**Exercise:** Quote the records that follow in full, leaving the pictures out.
*** Given data ***
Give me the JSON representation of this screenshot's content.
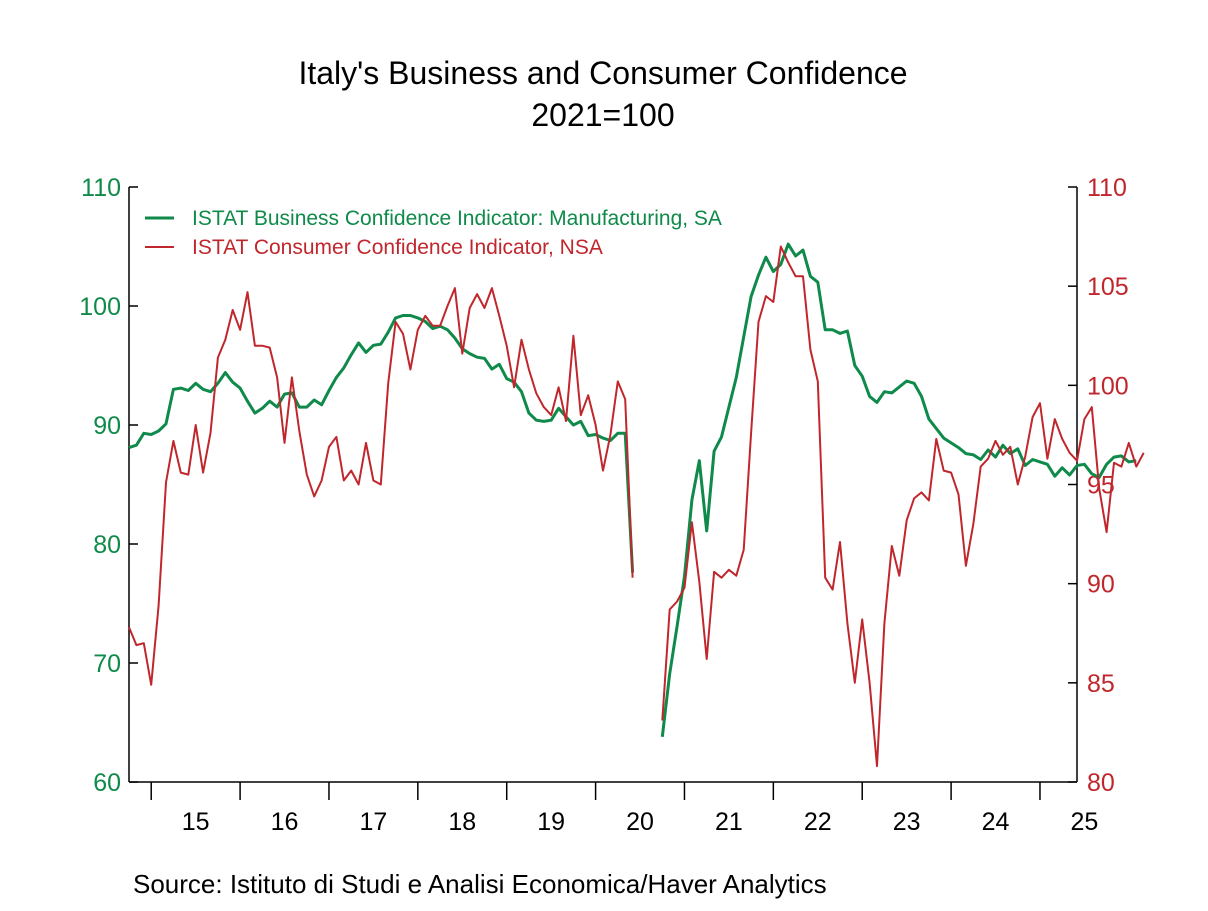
{
  "colors": {
    "background": "#ffffff",
    "axis": "#000000",
    "business": "#0f8a4a",
    "consumer": "#c0272d"
  },
  "chart_data": {
    "type": "line",
    "title": "Italy's Business and Consumer Confidence",
    "subtitle": "2021=100",
    "source": "Source:  Istituto di Studi e Analisi Economica/Haver Analytics",
    "x_start": "2014-10",
    "x_end": "2025-06",
    "x_ticks": [
      "15",
      "16",
      "17",
      "18",
      "19",
      "20",
      "21",
      "22",
      "23",
      "24",
      "25"
    ],
    "y_left": {
      "ylim": [
        60,
        110
      ],
      "ticks": [
        60,
        70,
        80,
        90,
        100,
        110
      ]
    },
    "y_right": {
      "ylim": [
        80,
        110
      ],
      "ticks": [
        80,
        85,
        90,
        95,
        100,
        105,
        110
      ]
    },
    "legend_position": "top-left",
    "grid": false,
    "series": [
      {
        "name": "ISTAT Business Confidence Indicator: Manufacturing, SA",
        "axis": "left",
        "start": "2014-10",
        "values": [
          88.1,
          88.3,
          89.3,
          89.2,
          89.5,
          90.1,
          93.0,
          93.1,
          92.9,
          93.5,
          93.0,
          92.8,
          93.5,
          94.4,
          93.6,
          93.1,
          92.0,
          91.0,
          91.4,
          92.0,
          91.5,
          92.6,
          92.7,
          91.5,
          91.5,
          92.1,
          91.7,
          92.9,
          94.0,
          94.8,
          95.9,
          96.9,
          96.1,
          96.7,
          96.8,
          97.8,
          99.0,
          99.2,
          99.2,
          99.0,
          98.7,
          98.1,
          98.3,
          98.0,
          97.3,
          96.4,
          96.0,
          95.7,
          95.6,
          94.7,
          95.1,
          93.9,
          93.6,
          92.8,
          91.0,
          90.4,
          90.3,
          90.4,
          91.4,
          90.7,
          90.0,
          90.3,
          89.1,
          89.2,
          88.9,
          88.7,
          89.3,
          89.3,
          77.6,
          null,
          null,
          null,
          63.8,
          69.1,
          73.1,
          77.3,
          83.7,
          87.0,
          81.1,
          87.8,
          89.0,
          91.5,
          94.0,
          97.4,
          100.8,
          102.6,
          104.1,
          102.9,
          103.5,
          105.2,
          104.2,
          104.7,
          102.5,
          102.0,
          98.0,
          98.0,
          97.7,
          97.9,
          95.0,
          94.1,
          92.4,
          91.9,
          92.8,
          92.7,
          93.2,
          93.7,
          93.5,
          92.4,
          90.5,
          89.7,
          88.9,
          88.5,
          88.1,
          87.6,
          87.5,
          87.1,
          87.9,
          87.3,
          88.3,
          87.6,
          88.0,
          86.6,
          87.1,
          86.9,
          86.7,
          85.7,
          86.4,
          85.8,
          86.6,
          86.7,
          85.9,
          85.6,
          86.7,
          87.3,
          87.4,
          86.9,
          87.0
        ]
      },
      {
        "name": "ISTAT Consumer Confidence Indicator, NSA",
        "axis": "right",
        "start": "2014-10",
        "values": [
          87.8,
          86.9,
          87.0,
          84.9,
          88.9,
          95.1,
          97.2,
          95.6,
          95.5,
          98.0,
          95.6,
          97.6,
          101.4,
          102.3,
          103.8,
          102.8,
          104.7,
          102.0,
          102.0,
          101.9,
          100.4,
          97.1,
          100.4,
          97.7,
          95.5,
          94.4,
          95.2,
          96.9,
          97.4,
          95.2,
          95.7,
          95.0,
          97.1,
          95.2,
          95.0,
          100.1,
          103.2,
          102.6,
          100.8,
          102.8,
          103.5,
          103.0,
          103.0,
          104.0,
          104.9,
          101.6,
          103.9,
          104.6,
          103.9,
          104.9,
          103.5,
          102.0,
          99.9,
          102.3,
          100.8,
          99.6,
          98.9,
          98.5,
          99.9,
          98.2,
          102.5,
          98.5,
          99.5,
          98.0,
          95.7,
          97.5,
          100.2,
          99.3,
          90.3,
          null,
          null,
          null,
          83.1,
          88.7,
          89.1,
          89.8,
          93.1,
          90.1,
          86.2,
          90.6,
          90.3,
          90.7,
          90.4,
          91.7,
          97.6,
          103.2,
          104.5,
          104.2,
          107.0,
          106.2,
          105.5,
          105.5,
          101.8,
          100.2,
          90.3,
          89.7,
          92.1,
          88.0,
          85.0,
          88.2,
          85.0,
          80.8,
          88.0,
          91.9,
          90.4,
          93.2,
          94.3,
          94.6,
          94.2,
          97.3,
          95.7,
          95.6,
          94.5,
          90.9,
          93.0,
          95.9,
          96.3,
          97.2,
          96.5,
          96.9,
          95.0,
          96.4,
          98.4,
          99.1,
          96.3,
          98.3,
          97.3,
          96.6,
          96.2,
          98.3,
          98.9,
          94.8,
          92.6,
          96.1,
          95.9,
          97.1,
          95.9,
          96.6
        ]
      }
    ]
  }
}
***
**Response to this task:**
Give me the JSON representation of this screenshot's content.
{
  "colors": {
    "background": "#ffffff",
    "axis": "#000000",
    "business": "#0f8a4a",
    "consumer": "#c0272d"
  },
  "chart_data": {
    "type": "line",
    "title": "Italy's Business and Consumer Confidence",
    "subtitle": "2021=100",
    "source": "Source:  Istituto di Studi e Analisi Economica/Haver Analytics",
    "x_start": "2014-10",
    "x_end": "2025-06",
    "x_ticks": [
      "15",
      "16",
      "17",
      "18",
      "19",
      "20",
      "21",
      "22",
      "23",
      "24",
      "25"
    ],
    "y_left": {
      "ylim": [
        60,
        110
      ],
      "ticks": [
        60,
        70,
        80,
        90,
        100,
        110
      ]
    },
    "y_right": {
      "ylim": [
        80,
        110
      ],
      "ticks": [
        80,
        85,
        90,
        95,
        100,
        105,
        110
      ]
    },
    "legend_position": "top-left",
    "grid": false,
    "series": [
      {
        "name": "ISTAT Business Confidence Indicator: Manufacturing, SA",
        "axis": "left",
        "start": "2014-10",
        "values": [
          88.1,
          88.3,
          89.3,
          89.2,
          89.5,
          90.1,
          93.0,
          93.1,
          92.9,
          93.5,
          93.0,
          92.8,
          93.5,
          94.4,
          93.6,
          93.1,
          92.0,
          91.0,
          91.4,
          92.0,
          91.5,
          92.6,
          92.7,
          91.5,
          91.5,
          92.1,
          91.7,
          92.9,
          94.0,
          94.8,
          95.9,
          96.9,
          96.1,
          96.7,
          96.8,
          97.8,
          99.0,
          99.2,
          99.2,
          99.0,
          98.7,
          98.1,
          98.3,
          98.0,
          97.3,
          96.4,
          96.0,
          95.7,
          95.6,
          94.7,
          95.1,
          93.9,
          93.6,
          92.8,
          91.0,
          90.4,
          90.3,
          90.4,
          91.4,
          90.7,
          90.0,
          90.3,
          89.1,
          89.2,
          88.9,
          88.7,
          89.3,
          89.3,
          77.6,
          null,
          null,
          null,
          63.8,
          69.1,
          73.1,
          77.3,
          83.7,
          87.0,
          81.1,
          87.8,
          89.0,
          91.5,
          94.0,
          97.4,
          100.8,
          102.6,
          104.1,
          102.9,
          103.5,
          105.2,
          104.2,
          104.7,
          102.5,
          102.0,
          98.0,
          98.0,
          97.7,
          97.9,
          95.0,
          94.1,
          92.4,
          91.9,
          92.8,
          92.7,
          93.2,
          93.7,
          93.5,
          92.4,
          90.5,
          89.7,
          88.9,
          88.5,
          88.1,
          87.6,
          87.5,
          87.1,
          87.9,
          87.3,
          88.3,
          87.6,
          88.0,
          86.6,
          87.1,
          86.9,
          86.7,
          85.7,
          86.4,
          85.8,
          86.6,
          86.7,
          85.9,
          85.6,
          86.7,
          87.3,
          87.4,
          86.9,
          87.0
        ]
      },
      {
        "name": "ISTAT Consumer Confidence Indicator, NSA",
        "axis": "right",
        "start": "2014-10",
        "values": [
          87.8,
          86.9,
          87.0,
          84.9,
          88.9,
          95.1,
          97.2,
          95.6,
          95.5,
          98.0,
          95.6,
          97.6,
          101.4,
          102.3,
          103.8,
          102.8,
          104.7,
          102.0,
          102.0,
          101.9,
          100.4,
          97.1,
          100.4,
          97.7,
          95.5,
          94.4,
          95.2,
          96.9,
          97.4,
          95.2,
          95.7,
          95.0,
          97.1,
          95.2,
          95.0,
          100.1,
          103.2,
          102.6,
          100.8,
          102.8,
          103.5,
          103.0,
          103.0,
          104.0,
          104.9,
          101.6,
          103.9,
          104.6,
          103.9,
          104.9,
          103.5,
          102.0,
          99.9,
          102.3,
          100.8,
          99.6,
          98.9,
          98.5,
          99.9,
          98.2,
          102.5,
          98.5,
          99.5,
          98.0,
          95.7,
          97.5,
          100.2,
          99.3,
          90.3,
          null,
          null,
          null,
          83.1,
          88.7,
          89.1,
          89.8,
          93.1,
          90.1,
          86.2,
          90.6,
          90.3,
          90.7,
          90.4,
          91.7,
          97.6,
          103.2,
          104.5,
          104.2,
          107.0,
          106.2,
          105.5,
          105.5,
          101.8,
          100.2,
          90.3,
          89.7,
          92.1,
          88.0,
          85.0,
          88.2,
          85.0,
          80.8,
          88.0,
          91.9,
          90.4,
          93.2,
          94.3,
          94.6,
          94.2,
          97.3,
          95.7,
          95.6,
          94.5,
          90.9,
          93.0,
          95.9,
          96.3,
          97.2,
          96.5,
          96.9,
          95.0,
          96.4,
          98.4,
          99.1,
          96.3,
          98.3,
          97.3,
          96.6,
          96.2,
          98.3,
          98.9,
          94.8,
          92.6,
          96.1,
          95.9,
          97.1,
          95.9,
          96.6
        ]
      }
    ]
  }
}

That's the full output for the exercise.